#### Materials provided
>> Begin

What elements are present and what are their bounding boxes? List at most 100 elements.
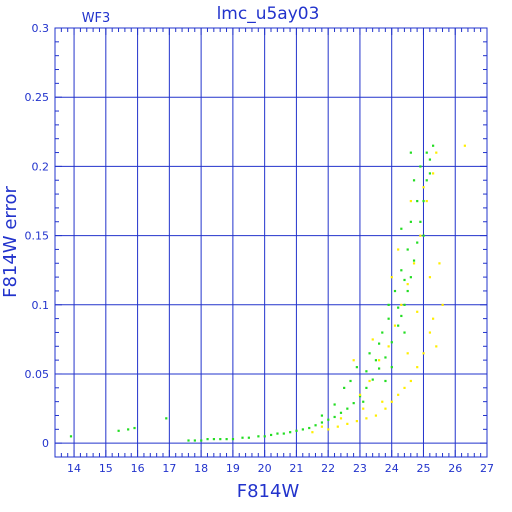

>> End
>> Begin

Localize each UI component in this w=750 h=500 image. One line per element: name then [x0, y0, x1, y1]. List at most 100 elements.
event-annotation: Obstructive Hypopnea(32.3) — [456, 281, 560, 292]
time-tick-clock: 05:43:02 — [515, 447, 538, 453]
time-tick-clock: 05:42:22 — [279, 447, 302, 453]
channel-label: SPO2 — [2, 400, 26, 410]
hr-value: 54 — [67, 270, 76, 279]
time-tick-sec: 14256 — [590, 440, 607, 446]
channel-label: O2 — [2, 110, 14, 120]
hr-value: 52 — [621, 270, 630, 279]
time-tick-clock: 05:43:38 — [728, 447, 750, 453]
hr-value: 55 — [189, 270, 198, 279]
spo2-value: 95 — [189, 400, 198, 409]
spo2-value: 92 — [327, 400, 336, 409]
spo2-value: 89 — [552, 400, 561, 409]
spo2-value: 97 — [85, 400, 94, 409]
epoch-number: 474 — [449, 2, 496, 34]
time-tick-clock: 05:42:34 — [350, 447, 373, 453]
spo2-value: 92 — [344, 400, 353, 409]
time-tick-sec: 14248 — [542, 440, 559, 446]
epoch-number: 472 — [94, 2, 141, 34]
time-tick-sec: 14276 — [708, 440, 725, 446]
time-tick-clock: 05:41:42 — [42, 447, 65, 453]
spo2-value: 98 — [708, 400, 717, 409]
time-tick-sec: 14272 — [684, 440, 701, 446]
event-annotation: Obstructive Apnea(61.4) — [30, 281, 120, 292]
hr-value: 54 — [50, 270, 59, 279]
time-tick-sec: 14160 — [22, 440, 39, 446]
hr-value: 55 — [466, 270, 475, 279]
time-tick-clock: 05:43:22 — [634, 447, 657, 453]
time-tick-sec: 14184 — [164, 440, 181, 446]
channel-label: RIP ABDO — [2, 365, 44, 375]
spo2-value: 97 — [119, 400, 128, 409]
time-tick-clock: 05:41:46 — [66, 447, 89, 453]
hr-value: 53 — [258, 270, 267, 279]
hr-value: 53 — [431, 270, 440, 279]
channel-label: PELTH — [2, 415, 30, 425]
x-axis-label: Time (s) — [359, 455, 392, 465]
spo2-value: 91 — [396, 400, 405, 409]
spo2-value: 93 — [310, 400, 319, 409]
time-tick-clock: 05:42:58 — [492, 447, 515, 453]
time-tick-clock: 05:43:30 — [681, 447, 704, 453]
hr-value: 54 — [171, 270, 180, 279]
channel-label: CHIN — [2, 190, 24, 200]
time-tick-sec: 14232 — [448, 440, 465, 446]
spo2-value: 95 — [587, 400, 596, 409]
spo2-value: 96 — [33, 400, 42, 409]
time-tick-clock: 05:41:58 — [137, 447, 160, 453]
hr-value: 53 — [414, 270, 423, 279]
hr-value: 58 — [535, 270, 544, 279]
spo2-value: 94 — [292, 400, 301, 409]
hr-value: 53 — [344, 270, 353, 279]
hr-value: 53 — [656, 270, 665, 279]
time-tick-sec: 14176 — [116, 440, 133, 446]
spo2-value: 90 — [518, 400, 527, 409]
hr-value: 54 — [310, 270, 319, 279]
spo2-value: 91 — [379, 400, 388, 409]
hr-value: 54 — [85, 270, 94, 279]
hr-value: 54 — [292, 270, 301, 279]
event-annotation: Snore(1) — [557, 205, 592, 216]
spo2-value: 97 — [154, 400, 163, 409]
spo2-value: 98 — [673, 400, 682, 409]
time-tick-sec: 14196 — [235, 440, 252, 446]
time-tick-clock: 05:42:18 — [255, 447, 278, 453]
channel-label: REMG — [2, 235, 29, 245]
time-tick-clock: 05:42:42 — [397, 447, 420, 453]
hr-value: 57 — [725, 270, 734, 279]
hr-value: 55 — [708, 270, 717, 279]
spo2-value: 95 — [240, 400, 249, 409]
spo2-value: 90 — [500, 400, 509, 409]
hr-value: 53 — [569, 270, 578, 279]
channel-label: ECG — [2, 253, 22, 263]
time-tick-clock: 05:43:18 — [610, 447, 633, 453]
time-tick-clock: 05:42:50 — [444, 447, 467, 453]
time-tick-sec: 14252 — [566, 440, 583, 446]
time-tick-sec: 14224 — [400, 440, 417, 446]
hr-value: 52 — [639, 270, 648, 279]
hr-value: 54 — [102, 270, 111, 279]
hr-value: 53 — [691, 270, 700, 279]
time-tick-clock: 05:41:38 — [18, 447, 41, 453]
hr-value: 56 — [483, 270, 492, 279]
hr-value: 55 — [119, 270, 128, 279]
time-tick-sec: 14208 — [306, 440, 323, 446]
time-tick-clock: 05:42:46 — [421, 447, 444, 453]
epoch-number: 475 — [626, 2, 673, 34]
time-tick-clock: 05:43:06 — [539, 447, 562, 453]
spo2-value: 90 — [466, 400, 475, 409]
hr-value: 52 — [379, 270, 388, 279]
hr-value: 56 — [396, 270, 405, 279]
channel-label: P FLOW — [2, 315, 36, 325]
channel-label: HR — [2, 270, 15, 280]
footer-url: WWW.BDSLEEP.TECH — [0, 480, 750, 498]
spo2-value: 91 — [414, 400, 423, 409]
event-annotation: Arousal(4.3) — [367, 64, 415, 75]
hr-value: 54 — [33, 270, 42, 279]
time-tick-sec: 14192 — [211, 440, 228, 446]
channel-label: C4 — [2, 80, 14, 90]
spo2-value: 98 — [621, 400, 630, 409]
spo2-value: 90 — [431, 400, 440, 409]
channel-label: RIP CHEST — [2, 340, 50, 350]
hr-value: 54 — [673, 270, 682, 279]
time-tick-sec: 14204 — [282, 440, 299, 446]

>> End

#### Work to complete
Starting with the line that contains "Localize each UI" and going on through the line that contains "time-tick-sec: 14272 — [684, 440, 701, 446]", give those lines above as a Markdown table with two columns, "No." for a row number and "Entry" for the line itself, leaving out any blank lines.

#### Written reply
| No. | Entry |
|---|---|
| 1 | Localize each UI component in this w=750 h=500 image. One line per element: name then [x0, y0, x1, y1]. List at most 100 elements. |
| 2 | event-annotation: Obstructive Hypopnea(32.3) — [456, 281, 560, 292] |
| 3 | time-tick-clock: 05:43:02 — [515, 447, 538, 453] |
| 4 | time-tick-clock: 05:42:22 — [279, 447, 302, 453] |
| 5 | channel-label: SPO2 — [2, 400, 26, 410] |
| 6 | hr-value: 54 — [67, 270, 76, 279] |
| 7 | time-tick-sec: 14256 — [590, 440, 607, 446] |
| 8 | channel-label: O2 — [2, 110, 14, 120] |
| 9 | hr-value: 52 — [621, 270, 630, 279] |
| 10 | time-tick-clock: 05:43:38 — [728, 447, 750, 453] |
| 11 | hr-value: 55 — [189, 270, 198, 279] |
| 12 | spo2-value: 95 — [189, 400, 198, 409] |
| 13 | spo2-value: 92 — [327, 400, 336, 409] |
| 14 | spo2-value: 89 — [552, 400, 561, 409] |
| 15 | spo2-value: 97 — [85, 400, 94, 409] |
| 16 | epoch-number: 474 — [449, 2, 496, 34] |
| 17 | time-tick-clock: 05:42:34 — [350, 447, 373, 453] |
| 18 | spo2-value: 92 — [344, 400, 353, 409] |
| 19 | time-tick-sec: 14248 — [542, 440, 559, 446] |
| 20 | epoch-number: 472 — [94, 2, 141, 34] |
| 21 | time-tick-sec: 14276 — [708, 440, 725, 446] |
| 22 | time-tick-clock: 05:41:42 — [42, 447, 65, 453] |
| 23 | spo2-value: 98 — [708, 400, 717, 409] |
| 24 | time-tick-sec: 14272 — [684, 440, 701, 446] |